**Problem:** Every line that holds the string "Description" is to be identified and copied.

**Data rows:**
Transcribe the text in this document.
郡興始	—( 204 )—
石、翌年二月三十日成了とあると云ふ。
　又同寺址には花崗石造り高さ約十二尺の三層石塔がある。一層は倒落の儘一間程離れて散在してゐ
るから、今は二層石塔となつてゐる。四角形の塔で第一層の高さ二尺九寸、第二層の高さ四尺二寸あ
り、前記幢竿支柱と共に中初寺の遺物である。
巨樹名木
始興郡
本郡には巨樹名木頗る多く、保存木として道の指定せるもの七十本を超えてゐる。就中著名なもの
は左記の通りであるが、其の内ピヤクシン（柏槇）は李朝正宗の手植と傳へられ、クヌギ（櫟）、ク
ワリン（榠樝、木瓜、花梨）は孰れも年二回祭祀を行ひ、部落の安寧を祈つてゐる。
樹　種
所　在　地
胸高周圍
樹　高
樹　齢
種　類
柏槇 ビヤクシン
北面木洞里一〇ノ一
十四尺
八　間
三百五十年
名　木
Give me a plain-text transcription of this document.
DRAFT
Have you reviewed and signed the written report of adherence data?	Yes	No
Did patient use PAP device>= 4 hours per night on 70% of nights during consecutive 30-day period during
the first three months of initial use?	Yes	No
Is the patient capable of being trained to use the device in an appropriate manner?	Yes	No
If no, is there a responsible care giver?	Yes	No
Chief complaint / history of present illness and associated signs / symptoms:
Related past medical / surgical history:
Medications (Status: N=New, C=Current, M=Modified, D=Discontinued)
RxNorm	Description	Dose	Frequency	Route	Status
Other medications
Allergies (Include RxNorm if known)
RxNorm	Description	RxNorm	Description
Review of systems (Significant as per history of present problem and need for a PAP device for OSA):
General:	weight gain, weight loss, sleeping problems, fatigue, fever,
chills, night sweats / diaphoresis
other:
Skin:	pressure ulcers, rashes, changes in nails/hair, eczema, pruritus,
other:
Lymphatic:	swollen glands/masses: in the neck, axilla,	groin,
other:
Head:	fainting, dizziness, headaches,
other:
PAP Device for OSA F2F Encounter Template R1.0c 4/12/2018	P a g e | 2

**Exercise output:**
RxNorm	Description	Dose	Frequency	Route	Status
RxNorm	Description	RxNorm	Description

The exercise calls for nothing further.